* PROBLEM *
Search the entries for the word "Subject" and pull out each line that has it.

* START MATERIAL *

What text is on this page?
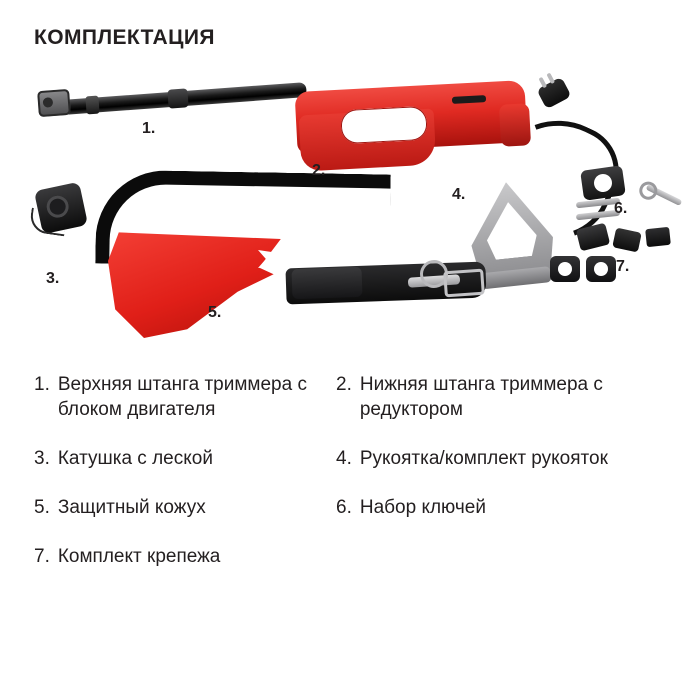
КОМПЛЕКТАЦИЯ
1.
2.
3.
4.
5.
6.
7.
1. Верхняя штанга триммера с блоком двигателя
3. Катушка с леской
5. Защитный кожух
7. Комплект крепежа
2. Нижняя штанга триммера с редуктором
4. Рукоятка/комплект рукояток
6. Набор ключей
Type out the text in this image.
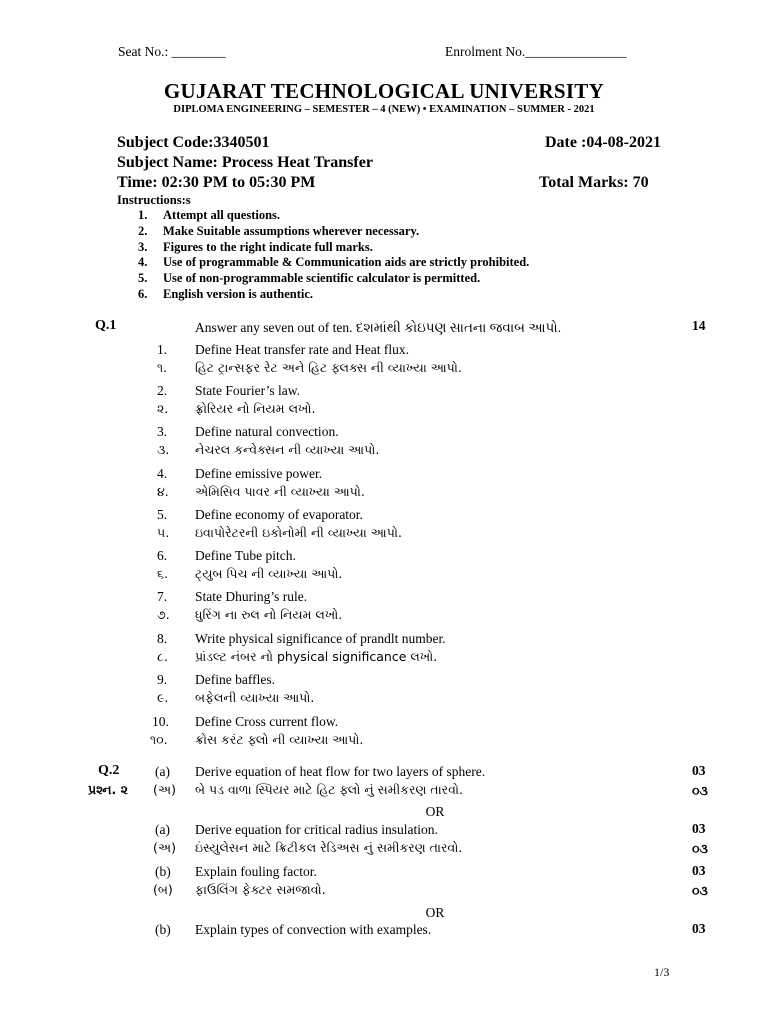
Seat No.: ________	Enrolment No._______________
GUJARAT TECHNOLOGICAL UNIVERSITY
DIPLOMA ENGINEERING – SEMESTER – 4 (NEW) • EXAMINATION – SUMMER - 2021
Subject Code:3340501	Date :04-08-2021
Subject Name: Process Heat Transfer
Time: 02:30 PM to 05:30 PM	Total Marks: 70
Instructions:s
1. Attempt all questions.
2. Make Suitable assumptions wherever necessary.
3. Figures to the right indicate full marks.
4. Use of programmable & Communication aids are strictly prohibited.
5. Use of non-programmable scientific calculator is permitted.
6. English version is authentic.
Q.1	Answer any seven out of ten. દશમાંથી કોઇપણ સાતના જવાબ આપો.	14
1. Define Heat transfer rate and Heat flux.
૧. હિટ ટ્રાન્સફર રેટ અને હિટ ફ્લક્સ ની વ્યાખ્યા આપો.
2. State Fourier’s law.
૨. ફ્રોરિયર નો નિયમ લખો.
3. Define natural convection.
૩. નેચરલ કન્વેક્સન ની વ્યાખ્યા આપો.
4. Define emissive power.
૪. એમિસિવ પાવર ની વ્યાખ્યા આપો.
5. Define economy of evaporator.
૫. ઇવાપોરેટરની ઇકોનોમી ની વ્યાખ્યા આપો.
6. Define Tube pitch.
૬. ટ્યુબ પિચ ની વ્યાખ્યા આપો.
7. State Dhuring’s rule.
૭. ધુરિંગ ના રુલ નો નિયમ લખો.
8. Write physical significance of prandlt number.
૮. પ્રાંડલ્ટ નંબર નો physical significance લખો.
9. Define baffles.
૯. બફેલની વ્યાખ્યા આપો.
10. Define Cross current flow.
૧૦. ક્રોસ કરંટ ફ્લો ની વ્યાખ્યા આપો.
Q.2
પ્રશ્ન. ૨
(a) Derive equation of heat flow for two layers of sphere.	03
(અ) બે પડ વાળા સ્પિયર માટે હિટ ફ્લો નું સમીકરણ તારવો.	૦૩
OR
(a) Derive equation for critical radius insulation.	03
(અ) ઇંસ્યુલેસન માટે ક્રિટીકલ રેડિઅસ નું સમીકરણ તારવો.	૦૩
(b) Explain fouling factor.	03
(બ) ફાઉલિંગ ફેક્ટર સમજાવો.	૦૩
OR
(b) Explain types of convection with examples.	03
1/3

* END MATERIAL *

* ANSWER TO THIS PROBLEM *
Subject Code:3340501	Date :04-08-2021
Subject Name: Process Heat Transfer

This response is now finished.